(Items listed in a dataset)
* * * * *
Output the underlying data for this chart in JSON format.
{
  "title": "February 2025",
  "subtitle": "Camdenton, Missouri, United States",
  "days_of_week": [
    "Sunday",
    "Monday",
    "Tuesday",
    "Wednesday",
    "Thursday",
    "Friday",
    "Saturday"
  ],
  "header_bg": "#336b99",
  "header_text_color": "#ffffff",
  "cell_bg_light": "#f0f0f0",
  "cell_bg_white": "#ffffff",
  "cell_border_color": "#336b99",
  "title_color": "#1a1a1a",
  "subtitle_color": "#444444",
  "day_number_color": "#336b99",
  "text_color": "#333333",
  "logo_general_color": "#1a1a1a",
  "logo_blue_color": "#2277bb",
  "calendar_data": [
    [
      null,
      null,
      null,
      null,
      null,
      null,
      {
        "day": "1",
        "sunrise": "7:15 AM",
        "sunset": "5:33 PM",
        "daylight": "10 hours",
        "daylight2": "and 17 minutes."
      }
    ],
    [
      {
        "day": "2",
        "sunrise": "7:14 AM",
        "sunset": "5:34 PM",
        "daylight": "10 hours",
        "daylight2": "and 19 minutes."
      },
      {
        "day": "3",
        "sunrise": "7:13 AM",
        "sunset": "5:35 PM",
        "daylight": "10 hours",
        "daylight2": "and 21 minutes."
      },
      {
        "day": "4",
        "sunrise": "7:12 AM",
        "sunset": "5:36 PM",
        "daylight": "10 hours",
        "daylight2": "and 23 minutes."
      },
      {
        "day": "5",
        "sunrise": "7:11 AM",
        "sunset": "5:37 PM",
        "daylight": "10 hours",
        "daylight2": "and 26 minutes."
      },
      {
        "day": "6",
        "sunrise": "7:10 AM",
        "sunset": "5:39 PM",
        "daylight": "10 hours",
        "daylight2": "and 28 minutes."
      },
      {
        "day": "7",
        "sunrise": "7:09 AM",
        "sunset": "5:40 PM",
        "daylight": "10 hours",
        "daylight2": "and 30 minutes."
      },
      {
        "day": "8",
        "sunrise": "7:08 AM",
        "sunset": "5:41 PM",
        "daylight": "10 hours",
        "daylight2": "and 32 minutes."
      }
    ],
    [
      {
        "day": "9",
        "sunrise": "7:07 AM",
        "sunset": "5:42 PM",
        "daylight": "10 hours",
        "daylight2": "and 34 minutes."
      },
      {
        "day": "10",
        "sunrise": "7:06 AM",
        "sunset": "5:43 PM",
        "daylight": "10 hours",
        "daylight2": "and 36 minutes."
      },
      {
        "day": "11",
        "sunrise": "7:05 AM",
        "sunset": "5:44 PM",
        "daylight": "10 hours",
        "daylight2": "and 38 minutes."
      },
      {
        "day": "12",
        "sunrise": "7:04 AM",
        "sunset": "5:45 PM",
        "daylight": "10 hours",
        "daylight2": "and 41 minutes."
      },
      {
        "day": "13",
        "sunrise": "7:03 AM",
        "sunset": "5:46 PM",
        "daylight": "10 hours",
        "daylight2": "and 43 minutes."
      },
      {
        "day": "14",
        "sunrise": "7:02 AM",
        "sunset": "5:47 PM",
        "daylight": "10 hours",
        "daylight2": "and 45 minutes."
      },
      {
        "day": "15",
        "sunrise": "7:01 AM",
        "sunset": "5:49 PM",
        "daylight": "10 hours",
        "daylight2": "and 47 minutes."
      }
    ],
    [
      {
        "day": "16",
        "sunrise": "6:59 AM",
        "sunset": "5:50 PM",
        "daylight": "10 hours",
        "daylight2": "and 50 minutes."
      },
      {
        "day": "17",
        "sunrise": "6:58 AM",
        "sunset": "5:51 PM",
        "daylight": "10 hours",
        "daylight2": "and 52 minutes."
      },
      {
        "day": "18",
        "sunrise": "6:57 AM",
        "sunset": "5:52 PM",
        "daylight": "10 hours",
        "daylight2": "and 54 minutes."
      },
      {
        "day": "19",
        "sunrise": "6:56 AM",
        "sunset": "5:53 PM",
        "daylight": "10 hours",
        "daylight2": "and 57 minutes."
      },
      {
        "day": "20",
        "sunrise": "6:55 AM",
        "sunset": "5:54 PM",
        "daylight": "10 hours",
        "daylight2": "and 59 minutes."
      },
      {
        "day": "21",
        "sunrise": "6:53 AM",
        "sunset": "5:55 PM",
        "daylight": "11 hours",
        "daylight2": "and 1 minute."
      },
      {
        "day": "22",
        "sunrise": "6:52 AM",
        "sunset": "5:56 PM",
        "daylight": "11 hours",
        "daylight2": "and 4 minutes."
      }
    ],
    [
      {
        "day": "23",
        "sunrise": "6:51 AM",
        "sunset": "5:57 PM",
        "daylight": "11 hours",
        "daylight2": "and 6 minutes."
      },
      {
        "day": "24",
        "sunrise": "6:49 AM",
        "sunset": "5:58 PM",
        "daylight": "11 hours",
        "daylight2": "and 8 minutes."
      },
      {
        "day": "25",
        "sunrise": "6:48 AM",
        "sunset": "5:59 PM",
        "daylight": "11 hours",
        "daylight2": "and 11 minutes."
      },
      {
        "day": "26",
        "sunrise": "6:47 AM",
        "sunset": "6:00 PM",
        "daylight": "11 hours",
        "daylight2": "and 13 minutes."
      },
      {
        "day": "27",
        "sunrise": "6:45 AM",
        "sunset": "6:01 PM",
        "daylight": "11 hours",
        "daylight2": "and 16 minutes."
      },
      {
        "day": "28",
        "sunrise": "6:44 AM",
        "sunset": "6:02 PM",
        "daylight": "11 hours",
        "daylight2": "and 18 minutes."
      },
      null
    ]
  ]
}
* * * * *
■ **To be done**
Transcribe the data above in full, exactly.

■ **Correct response**
Output the underlying data for this chart in JSON format.
{
  "title": "February 2025",
  "subtitle": "Camdenton, Missouri, United States",
  "days_of_week": [
    "Sunday",
    "Monday",
    "Tuesday",
    "Wednesday",
    "Thursday",
    "Friday",
    "Saturday"
  ],
  "header_bg": "#336b99",
  "header_text_color": "#ffffff",
  "cell_bg_light": "#f0f0f0",
  "cell_bg_white": "#ffffff",
  "cell_border_color": "#336b99",
  "title_color": "#1a1a1a",
  "subtitle_color": "#444444",
  "day_number_color": "#336b99",
  "text_color": "#333333",
  "logo_general_color": "#1a1a1a",
  "logo_blue_color": "#2277bb",
  "calendar_data": [
    [
      null,
      null,
      null,
      null,
      null,
      null,
      {
        "day": "1",
        "sunrise": "7:15 AM",
        "sunset": "5:33 PM",
        "daylight": "10 hours",
        "daylight2": "and 17 minutes."
      }
    ],
    [
      {
        "day": "2",
        "sunrise": "7:14 AM",
        "sunset": "5:34 PM",
        "daylight": "10 hours",
        "daylight2": "and 19 minutes."
      },
      {
        "day": "3",
        "sunrise": "7:13 AM",
        "sunset": "5:35 PM",
        "daylight": "10 hours",
        "daylight2": "and 21 minutes."
      },
      {
        "day": "4",
        "sunrise": "7:12 AM",
        "sunset": "5:36 PM",
        "daylight": "10 hours",
        "daylight2": "and 23 minutes."
      },
      {
        "day": "5",
        "sunrise": "7:11 AM",
        "sunset": "5:37 PM",
        "daylight": "10 hours",
        "daylight2": "and 26 minutes."
      },
      {
        "day": "6",
        "sunrise": "7:10 AM",
        "sunset": "5:39 PM",
        "daylight": "10 hours",
        "daylight2": "and 28 minutes."
      },
      {
        "day": "7",
        "sunrise": "7:09 AM",
        "sunset": "5:40 PM",
        "daylight": "10 hours",
        "daylight2": "and 30 minutes."
      },
      {
        "day": "8",
        "sunrise": "7:08 AM",
        "sunset": "5:41 PM",
        "daylight": "10 hours",
        "daylight2": "and 32 minutes."
      }
    ],
    [
      {
        "day": "9",
        "sunrise": "7:07 AM",
        "sunset": "5:42 PM",
        "daylight": "10 hours",
        "daylight2": "and 34 minutes."
      },
      {
        "day": "10",
        "sunrise": "7:06 AM",
        "sunset": "5:43 PM",
        "daylight": "10 hours",
        "daylight2": "and 36 minutes."
      },
      {
        "day": "11",
        "sunrise": "7:05 AM",
        "sunset": "5:44 PM",
        "daylight": "10 hours",
        "daylight2": "and 38 minutes."
      },
      {
        "day": "12",
        "sunrise": "7:04 AM",
        "sunset": "5:45 PM",
        "daylight": "10 hours",
        "daylight2": "and 41 minutes."
      },
      {
        "day": "13",
        "sunrise": "7:03 AM",
        "sunset": "5:46 PM",
        "daylight": "10 hours",
        "daylight2": "and 43 minutes."
      },
      {
        "day": "14",
        "sunrise": "7:02 AM",
        "sunset": "5:47 PM",
        "daylight": "10 hours",
        "daylight2": "and 45 minutes."
      },
      {
        "day": "15",
        "sunrise": "7:01 AM",
        "sunset": "5:49 PM",
        "daylight": "10 hours",
        "daylight2": "and 47 minutes."
      }
    ],
    [
      {
        "day": "16",
        "sunrise": "6:59 AM",
        "sunset": "5:50 PM",
        "daylight": "10 hours",
        "daylight2": "and 50 minutes."
      },
      {
        "day": "17",
        "sunrise": "6:58 AM",
        "sunset": "5:51 PM",
        "daylight": "10 hours",
        "daylight2": "and 52 minutes."
      },
      {
        "day": "18",
        "sunrise": "6:57 AM",
        "sunset": "5:52 PM",
        "daylight": "10 hours",
        "daylight2": "and 54 minutes."
      },
      {
        "day": "19",
        "sunrise": "6:56 AM",
        "sunset": "5:53 PM",
        "daylight": "10 hours",
        "daylight2": "and 57 minutes."
      },
      {
        "day": "20",
        "sunrise": "6:55 AM",
        "sunset": "5:54 PM",
        "daylight": "10 hours",
        "daylight2": "and 59 minutes."
      },
      {
        "day": "21",
        "sunrise": "6:53 AM",
        "sunset": "5:55 PM",
        "daylight": "11 hours",
        "daylight2": "and 1 minute."
      },
      {
        "day": "22",
        "sunrise": "6:52 AM",
        "sunset": "5:56 PM",
        "daylight": "11 hours",
        "daylight2": "and 4 minutes."
      }
    ],
    [
      {
        "day": "23",
        "sunrise": "6:51 AM",
        "sunset": "5:57 PM",
        "daylight": "11 hours",
        "daylight2": "and 6 minutes."
      },
      {
        "day": "24",
        "sunrise": "6:49 AM",
        "sunset": "5:58 PM",
        "daylight": "11 hours",
        "daylight2": "and 8 minutes."
      },
      {
        "day": "25",
        "sunrise": "6:48 AM",
        "sunset": "5:59 PM",
        "daylight": "11 hours",
        "daylight2": "and 11 minutes."
      },
      {
        "day": "26",
        "sunrise": "6:47 AM",
        "sunset": "6:00 PM",
        "daylight": "11 hours",
        "daylight2": "and 13 minutes."
      },
      {
        "day": "27",
        "sunrise": "6:45 AM",
        "sunset": "6:01 PM",
        "daylight": "11 hours",
        "daylight2": "and 16 minutes."
      },
      {
        "day": "28",
        "sunrise": "6:44 AM",
        "sunset": "6:02 PM",
        "daylight": "11 hours",
        "daylight2": "and 18 minutes."
      },
      null
    ]
  ]
}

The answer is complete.